**DATA EXCERPTS:**
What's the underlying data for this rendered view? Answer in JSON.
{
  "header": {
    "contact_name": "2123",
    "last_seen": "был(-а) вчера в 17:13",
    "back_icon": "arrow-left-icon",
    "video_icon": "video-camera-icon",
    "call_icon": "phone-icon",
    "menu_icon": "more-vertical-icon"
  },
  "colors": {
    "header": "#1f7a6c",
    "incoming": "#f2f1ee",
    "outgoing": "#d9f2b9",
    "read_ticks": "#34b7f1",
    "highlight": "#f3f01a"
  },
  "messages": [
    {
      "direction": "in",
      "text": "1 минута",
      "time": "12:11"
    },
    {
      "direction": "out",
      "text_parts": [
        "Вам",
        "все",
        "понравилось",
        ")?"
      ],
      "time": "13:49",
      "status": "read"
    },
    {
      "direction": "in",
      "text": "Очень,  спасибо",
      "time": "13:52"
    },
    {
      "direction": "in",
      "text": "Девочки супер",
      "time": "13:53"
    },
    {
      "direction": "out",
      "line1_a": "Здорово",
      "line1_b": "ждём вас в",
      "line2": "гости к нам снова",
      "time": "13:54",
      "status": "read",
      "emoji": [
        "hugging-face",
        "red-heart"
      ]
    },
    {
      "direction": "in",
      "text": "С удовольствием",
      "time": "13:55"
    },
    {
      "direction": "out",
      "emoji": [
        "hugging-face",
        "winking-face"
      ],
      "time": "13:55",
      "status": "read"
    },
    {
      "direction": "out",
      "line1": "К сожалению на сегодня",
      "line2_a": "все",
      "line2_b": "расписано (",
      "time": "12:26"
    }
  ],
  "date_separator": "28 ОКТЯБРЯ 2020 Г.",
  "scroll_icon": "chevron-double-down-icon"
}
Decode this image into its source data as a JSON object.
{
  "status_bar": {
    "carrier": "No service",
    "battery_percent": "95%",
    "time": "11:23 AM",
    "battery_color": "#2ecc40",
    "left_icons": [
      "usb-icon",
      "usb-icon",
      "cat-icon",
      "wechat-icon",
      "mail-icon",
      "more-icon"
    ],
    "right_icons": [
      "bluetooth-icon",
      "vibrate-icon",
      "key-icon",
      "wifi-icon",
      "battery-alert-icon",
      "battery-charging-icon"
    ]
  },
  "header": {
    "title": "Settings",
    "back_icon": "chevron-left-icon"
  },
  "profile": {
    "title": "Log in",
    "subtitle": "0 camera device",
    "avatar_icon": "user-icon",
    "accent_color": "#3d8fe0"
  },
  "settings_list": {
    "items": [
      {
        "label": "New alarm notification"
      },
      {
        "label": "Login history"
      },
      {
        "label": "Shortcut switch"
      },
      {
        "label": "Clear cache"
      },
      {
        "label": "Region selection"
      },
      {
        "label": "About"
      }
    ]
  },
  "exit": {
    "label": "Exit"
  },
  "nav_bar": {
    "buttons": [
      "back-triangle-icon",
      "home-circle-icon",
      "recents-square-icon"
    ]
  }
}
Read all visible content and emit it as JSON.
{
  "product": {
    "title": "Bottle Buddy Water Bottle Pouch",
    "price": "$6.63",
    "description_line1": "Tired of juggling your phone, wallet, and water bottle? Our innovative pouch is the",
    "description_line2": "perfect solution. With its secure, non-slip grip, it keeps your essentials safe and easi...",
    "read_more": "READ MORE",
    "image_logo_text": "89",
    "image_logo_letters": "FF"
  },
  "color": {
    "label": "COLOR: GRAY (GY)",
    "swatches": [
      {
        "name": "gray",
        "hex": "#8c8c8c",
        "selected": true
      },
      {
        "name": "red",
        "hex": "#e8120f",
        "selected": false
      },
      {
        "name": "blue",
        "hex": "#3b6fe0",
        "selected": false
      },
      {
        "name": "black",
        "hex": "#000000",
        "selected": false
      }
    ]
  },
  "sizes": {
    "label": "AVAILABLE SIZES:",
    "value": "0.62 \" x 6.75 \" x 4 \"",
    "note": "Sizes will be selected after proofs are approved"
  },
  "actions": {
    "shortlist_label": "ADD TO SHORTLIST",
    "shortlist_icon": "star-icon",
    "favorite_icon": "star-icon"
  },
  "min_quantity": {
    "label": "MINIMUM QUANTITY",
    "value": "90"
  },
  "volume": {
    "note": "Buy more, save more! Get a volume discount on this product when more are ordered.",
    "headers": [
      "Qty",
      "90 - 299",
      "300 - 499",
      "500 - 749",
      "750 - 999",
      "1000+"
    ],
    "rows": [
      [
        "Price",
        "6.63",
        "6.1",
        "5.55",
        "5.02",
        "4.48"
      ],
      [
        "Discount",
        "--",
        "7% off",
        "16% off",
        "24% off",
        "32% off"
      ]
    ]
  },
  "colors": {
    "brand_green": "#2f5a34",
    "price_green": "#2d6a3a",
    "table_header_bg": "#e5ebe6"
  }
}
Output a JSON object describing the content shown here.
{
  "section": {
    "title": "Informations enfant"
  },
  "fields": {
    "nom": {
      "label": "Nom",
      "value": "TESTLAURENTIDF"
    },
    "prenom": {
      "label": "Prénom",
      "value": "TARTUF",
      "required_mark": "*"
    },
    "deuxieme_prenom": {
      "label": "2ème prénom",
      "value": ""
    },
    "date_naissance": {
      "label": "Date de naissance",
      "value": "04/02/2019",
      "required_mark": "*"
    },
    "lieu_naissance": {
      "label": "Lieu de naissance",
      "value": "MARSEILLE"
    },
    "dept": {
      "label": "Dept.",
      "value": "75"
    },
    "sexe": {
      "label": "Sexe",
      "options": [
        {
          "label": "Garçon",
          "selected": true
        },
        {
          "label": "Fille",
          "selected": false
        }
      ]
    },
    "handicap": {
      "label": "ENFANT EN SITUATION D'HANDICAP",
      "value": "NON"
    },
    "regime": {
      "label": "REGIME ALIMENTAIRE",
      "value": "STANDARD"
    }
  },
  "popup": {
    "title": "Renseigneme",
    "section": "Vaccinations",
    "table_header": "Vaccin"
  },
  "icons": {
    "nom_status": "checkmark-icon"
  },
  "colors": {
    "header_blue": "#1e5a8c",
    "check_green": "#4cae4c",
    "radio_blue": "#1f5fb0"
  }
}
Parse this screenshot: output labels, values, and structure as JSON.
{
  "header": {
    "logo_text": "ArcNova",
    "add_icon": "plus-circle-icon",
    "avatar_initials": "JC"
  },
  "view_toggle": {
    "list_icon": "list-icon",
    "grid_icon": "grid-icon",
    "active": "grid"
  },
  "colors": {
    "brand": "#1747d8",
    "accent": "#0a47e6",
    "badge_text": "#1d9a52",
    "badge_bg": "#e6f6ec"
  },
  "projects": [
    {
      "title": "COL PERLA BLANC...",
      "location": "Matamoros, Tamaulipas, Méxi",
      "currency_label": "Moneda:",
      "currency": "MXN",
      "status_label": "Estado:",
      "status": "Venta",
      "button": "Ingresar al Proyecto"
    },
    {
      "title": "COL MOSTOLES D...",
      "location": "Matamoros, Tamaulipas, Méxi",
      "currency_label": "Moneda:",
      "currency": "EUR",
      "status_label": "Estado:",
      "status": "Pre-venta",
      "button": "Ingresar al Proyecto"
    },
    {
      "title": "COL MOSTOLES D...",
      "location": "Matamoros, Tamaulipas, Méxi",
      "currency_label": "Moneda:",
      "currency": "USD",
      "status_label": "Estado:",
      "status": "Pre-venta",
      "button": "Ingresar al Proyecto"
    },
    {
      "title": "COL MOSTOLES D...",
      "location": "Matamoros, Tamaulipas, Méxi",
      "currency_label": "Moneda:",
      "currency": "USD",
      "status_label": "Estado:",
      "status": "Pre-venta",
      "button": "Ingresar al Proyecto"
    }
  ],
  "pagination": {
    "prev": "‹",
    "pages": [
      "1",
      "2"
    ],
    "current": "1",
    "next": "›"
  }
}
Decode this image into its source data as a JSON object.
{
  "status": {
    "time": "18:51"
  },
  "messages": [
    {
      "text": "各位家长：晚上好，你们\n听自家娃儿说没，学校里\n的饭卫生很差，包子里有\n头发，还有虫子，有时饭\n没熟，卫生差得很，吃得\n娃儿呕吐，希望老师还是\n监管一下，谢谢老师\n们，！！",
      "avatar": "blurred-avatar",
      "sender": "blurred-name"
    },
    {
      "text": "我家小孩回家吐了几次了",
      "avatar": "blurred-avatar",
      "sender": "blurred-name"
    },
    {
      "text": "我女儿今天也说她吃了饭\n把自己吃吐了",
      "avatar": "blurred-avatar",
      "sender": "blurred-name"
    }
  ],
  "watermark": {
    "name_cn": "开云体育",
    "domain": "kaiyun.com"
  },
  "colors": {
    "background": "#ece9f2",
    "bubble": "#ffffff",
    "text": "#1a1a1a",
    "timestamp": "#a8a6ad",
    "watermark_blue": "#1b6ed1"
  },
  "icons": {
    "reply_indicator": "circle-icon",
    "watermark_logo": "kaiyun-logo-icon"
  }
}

**STATED GOAL:** In the material above, find each line that contains the word "circle", and select it.

**FINAL RESULT:**
      "home-circle-icon",
    "add_icon": "plus-circle-icon",
    "reply_indicator": "circle-icon",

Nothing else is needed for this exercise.